EXERCISE DETAILS: Show all lines from the data that include the word "this".

STORED ROWS:
==================================================
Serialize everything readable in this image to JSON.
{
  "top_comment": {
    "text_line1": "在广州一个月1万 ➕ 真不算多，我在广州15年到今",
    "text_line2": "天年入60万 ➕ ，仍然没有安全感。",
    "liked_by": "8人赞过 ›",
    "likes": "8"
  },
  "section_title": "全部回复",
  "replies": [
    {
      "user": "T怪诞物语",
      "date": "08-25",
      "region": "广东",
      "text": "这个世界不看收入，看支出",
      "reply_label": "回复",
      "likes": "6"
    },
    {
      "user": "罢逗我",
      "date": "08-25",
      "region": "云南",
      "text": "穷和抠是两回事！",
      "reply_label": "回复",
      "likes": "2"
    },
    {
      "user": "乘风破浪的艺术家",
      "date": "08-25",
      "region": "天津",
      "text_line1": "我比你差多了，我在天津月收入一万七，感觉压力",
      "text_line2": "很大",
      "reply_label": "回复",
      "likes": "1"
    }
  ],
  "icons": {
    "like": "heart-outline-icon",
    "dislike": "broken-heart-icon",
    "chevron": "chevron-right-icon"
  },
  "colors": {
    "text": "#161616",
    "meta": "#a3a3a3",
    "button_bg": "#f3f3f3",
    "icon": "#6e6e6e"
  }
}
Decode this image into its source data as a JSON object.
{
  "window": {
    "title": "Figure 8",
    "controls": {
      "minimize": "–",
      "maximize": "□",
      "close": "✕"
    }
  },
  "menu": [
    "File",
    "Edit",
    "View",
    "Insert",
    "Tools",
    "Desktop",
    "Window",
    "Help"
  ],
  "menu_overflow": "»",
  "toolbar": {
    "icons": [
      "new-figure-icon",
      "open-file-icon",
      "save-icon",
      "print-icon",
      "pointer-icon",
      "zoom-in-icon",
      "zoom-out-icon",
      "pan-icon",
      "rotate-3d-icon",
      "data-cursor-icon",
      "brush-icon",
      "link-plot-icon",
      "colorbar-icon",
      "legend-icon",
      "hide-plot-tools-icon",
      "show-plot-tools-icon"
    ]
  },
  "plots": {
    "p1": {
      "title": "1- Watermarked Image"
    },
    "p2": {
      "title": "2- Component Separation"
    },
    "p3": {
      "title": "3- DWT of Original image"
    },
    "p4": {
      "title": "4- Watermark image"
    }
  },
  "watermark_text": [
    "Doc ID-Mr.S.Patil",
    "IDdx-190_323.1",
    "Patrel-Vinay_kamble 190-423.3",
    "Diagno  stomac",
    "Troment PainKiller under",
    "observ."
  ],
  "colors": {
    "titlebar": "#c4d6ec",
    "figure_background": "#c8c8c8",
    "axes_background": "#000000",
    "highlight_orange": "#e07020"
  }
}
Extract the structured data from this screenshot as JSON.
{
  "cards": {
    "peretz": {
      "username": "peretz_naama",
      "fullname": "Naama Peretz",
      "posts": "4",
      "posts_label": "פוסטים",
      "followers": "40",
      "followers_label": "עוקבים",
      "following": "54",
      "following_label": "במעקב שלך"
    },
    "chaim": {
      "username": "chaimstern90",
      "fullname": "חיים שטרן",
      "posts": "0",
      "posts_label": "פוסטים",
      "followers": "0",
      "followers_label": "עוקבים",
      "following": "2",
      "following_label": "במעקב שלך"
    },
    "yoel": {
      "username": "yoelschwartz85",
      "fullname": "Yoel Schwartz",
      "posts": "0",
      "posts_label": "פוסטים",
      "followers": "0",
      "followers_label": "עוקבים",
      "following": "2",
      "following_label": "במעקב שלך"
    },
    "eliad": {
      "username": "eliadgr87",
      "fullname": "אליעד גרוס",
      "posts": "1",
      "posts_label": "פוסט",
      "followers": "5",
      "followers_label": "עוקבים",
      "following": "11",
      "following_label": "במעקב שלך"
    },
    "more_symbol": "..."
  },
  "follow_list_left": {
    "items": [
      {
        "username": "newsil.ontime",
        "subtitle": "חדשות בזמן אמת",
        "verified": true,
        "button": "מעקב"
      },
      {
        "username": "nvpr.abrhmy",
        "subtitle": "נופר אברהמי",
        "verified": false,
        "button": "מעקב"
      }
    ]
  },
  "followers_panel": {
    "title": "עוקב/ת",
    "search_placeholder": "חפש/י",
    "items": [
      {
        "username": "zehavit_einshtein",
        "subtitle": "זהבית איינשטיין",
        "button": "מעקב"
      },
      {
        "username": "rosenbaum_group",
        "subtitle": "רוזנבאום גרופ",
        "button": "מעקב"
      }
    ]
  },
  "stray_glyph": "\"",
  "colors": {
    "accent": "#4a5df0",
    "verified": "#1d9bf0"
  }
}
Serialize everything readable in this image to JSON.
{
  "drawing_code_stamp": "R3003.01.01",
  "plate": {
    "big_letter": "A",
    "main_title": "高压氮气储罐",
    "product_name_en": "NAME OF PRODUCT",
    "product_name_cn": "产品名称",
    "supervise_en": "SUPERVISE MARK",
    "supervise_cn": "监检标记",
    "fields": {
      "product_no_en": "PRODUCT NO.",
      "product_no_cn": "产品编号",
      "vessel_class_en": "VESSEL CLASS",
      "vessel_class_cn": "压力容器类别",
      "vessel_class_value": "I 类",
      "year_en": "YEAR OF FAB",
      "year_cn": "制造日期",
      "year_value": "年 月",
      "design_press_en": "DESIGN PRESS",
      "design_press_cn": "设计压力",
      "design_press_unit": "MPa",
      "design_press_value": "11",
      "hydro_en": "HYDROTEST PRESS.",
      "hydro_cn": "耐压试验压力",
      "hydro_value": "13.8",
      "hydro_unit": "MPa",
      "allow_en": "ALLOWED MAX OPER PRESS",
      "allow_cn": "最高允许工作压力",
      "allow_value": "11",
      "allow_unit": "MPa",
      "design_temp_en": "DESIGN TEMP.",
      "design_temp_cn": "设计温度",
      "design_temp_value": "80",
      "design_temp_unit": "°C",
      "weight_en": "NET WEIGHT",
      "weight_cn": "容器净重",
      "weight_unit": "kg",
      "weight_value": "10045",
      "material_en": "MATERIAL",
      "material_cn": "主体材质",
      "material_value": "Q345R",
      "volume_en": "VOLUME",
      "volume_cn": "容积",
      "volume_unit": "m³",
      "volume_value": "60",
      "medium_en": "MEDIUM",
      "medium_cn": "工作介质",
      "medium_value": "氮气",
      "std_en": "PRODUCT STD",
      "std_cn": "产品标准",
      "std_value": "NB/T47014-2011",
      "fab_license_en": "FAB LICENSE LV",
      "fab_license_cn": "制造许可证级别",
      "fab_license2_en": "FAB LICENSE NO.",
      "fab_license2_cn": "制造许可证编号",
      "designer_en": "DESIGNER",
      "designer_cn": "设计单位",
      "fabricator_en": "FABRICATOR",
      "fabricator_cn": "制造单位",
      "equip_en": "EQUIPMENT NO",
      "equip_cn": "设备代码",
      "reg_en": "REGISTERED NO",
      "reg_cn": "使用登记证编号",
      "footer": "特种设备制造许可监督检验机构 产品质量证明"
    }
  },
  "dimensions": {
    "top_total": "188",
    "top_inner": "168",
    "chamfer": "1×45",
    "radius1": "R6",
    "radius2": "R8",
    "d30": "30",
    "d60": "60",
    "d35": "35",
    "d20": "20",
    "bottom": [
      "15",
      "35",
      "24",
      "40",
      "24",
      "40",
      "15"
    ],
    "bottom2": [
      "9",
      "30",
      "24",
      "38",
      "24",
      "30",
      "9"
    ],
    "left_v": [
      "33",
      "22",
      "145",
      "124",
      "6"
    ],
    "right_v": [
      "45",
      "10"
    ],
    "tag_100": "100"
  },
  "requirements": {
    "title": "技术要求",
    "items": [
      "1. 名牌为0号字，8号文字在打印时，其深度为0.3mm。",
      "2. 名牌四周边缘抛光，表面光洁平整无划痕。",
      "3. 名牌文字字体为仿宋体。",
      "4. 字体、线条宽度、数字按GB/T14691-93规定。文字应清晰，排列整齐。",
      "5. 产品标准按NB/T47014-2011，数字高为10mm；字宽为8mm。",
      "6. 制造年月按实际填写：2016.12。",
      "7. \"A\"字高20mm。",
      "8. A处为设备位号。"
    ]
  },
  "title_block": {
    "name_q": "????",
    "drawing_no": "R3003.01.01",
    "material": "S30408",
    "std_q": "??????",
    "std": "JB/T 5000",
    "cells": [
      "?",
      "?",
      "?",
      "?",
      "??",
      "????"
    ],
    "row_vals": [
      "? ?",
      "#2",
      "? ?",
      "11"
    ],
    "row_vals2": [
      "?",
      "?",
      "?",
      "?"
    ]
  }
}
==================================================
COMPLETE OUTPUT:
Serialize everything readable in this image to JSON.
Decode this image into its source data as a JSON object.
Extract the structured data from this screenshot as JSON.
Serialize everything readable in this image to JSON.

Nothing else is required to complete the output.